▸ **THE TASK**
Wherever the word "Połańcu" shows up in a line, please copy that line.

▸ **RAW DATA**
- - - -

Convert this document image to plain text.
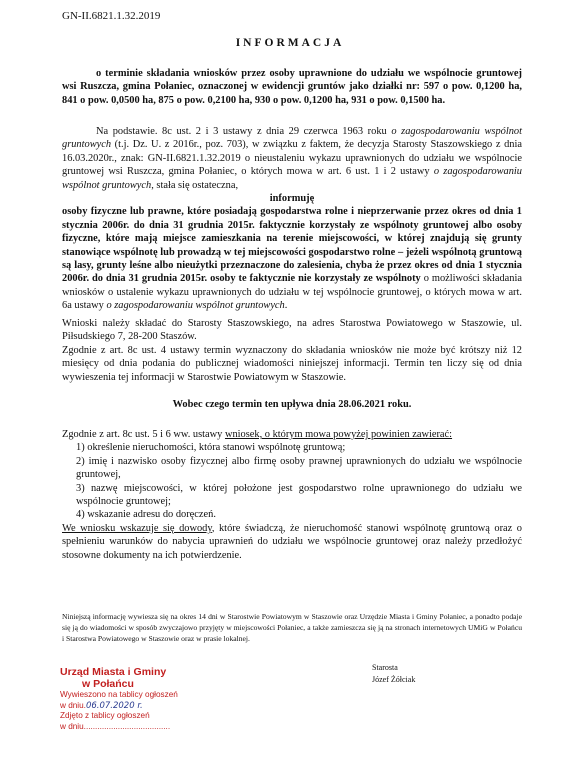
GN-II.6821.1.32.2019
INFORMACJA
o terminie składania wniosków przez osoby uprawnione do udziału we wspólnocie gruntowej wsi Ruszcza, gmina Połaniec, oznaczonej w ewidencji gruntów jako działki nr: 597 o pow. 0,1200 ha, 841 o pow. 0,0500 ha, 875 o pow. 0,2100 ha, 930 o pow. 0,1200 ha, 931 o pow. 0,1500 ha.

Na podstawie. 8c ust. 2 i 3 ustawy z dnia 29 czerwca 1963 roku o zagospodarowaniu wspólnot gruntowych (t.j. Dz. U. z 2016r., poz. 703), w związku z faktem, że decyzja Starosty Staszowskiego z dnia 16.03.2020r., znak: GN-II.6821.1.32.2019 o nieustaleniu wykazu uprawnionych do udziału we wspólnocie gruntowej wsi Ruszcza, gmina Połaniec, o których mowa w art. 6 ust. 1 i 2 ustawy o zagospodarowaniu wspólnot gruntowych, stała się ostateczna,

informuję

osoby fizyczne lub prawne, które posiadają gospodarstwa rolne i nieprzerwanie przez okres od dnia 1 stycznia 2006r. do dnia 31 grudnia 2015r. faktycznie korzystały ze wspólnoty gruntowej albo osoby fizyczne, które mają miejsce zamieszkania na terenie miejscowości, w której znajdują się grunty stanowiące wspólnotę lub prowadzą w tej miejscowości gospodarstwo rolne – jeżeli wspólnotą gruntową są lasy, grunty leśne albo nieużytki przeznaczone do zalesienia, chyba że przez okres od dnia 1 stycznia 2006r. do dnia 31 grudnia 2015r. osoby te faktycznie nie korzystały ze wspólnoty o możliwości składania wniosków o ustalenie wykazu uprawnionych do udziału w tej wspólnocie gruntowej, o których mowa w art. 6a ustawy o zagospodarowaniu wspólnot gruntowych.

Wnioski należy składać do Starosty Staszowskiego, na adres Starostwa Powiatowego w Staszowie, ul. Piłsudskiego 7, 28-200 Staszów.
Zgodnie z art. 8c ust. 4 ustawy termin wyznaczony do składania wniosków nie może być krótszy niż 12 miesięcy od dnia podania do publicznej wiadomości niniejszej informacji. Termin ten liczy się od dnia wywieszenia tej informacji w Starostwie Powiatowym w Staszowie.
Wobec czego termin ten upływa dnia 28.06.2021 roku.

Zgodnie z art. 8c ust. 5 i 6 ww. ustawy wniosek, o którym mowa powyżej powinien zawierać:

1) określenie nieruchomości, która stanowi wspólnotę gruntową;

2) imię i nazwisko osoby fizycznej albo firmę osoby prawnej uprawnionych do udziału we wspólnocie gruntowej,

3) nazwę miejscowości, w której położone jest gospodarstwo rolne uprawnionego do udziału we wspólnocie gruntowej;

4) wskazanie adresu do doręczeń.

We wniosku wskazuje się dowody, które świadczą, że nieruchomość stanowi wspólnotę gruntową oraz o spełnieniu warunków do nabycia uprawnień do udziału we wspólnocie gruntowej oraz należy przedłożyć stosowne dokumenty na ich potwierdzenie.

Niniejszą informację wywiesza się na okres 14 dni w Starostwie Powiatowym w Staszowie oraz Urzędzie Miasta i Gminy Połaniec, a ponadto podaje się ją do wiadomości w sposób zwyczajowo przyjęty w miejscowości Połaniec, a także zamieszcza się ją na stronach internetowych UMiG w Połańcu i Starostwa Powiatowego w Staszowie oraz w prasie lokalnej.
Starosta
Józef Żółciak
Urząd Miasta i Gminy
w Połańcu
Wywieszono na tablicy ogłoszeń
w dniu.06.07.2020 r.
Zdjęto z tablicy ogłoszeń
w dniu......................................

- - - -

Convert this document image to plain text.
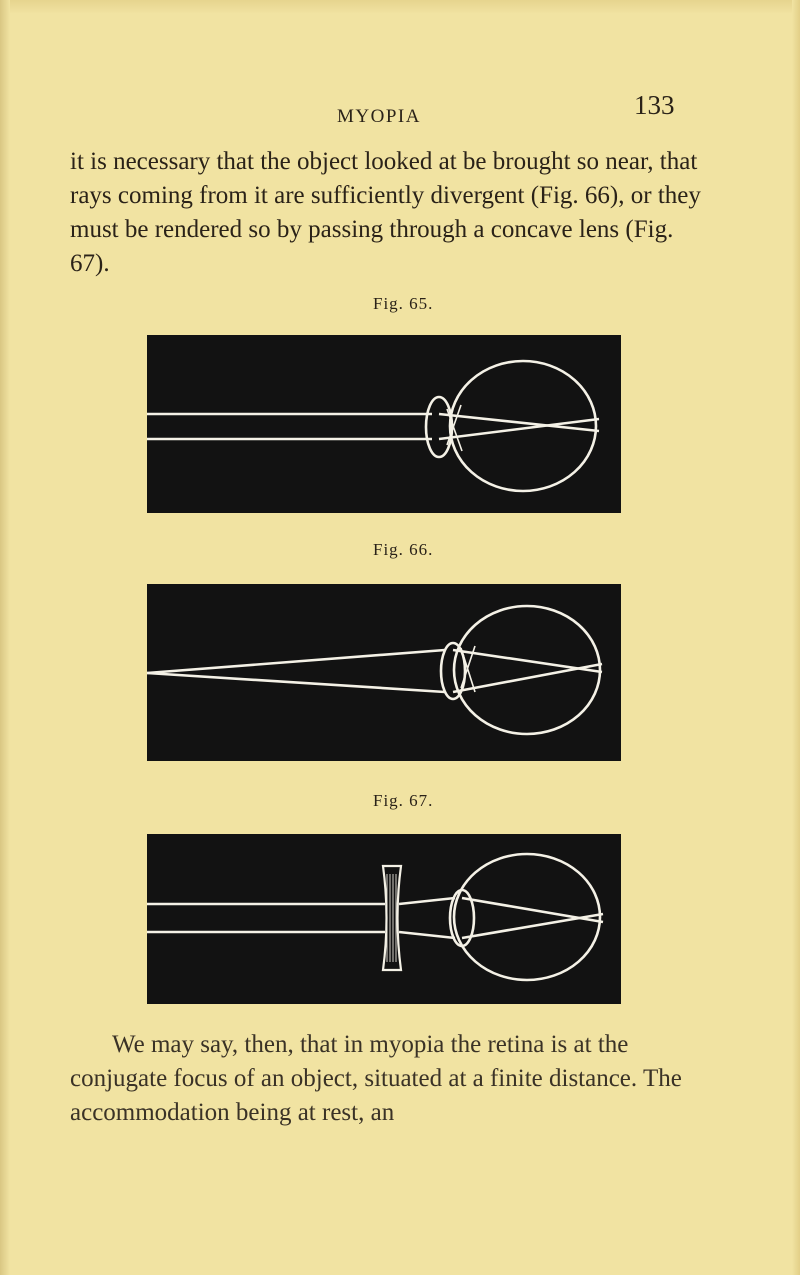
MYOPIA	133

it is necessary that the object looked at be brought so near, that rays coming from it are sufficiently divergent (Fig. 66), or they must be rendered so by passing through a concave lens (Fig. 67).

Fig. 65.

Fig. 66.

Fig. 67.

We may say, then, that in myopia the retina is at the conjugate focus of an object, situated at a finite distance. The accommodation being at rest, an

- - - -

▸ **RESULT OF THIS EXERCISE**
Niniejszą informację wywiesza się na okres 14 dni w Starostwie Powiatowym w Staszowie oraz Urzędzie Miasta i Gminy Połaniec, a ponadto podaje się ją do wiadomości w sposób zwyczajowo przyjęty w miejscowości Połaniec, a także zamieszcza się ją na stronach internetowych UMiG w Połańcu i Starostwa Powiatowego w Staszowie oraz w prasie lokalnej.
w Połańcu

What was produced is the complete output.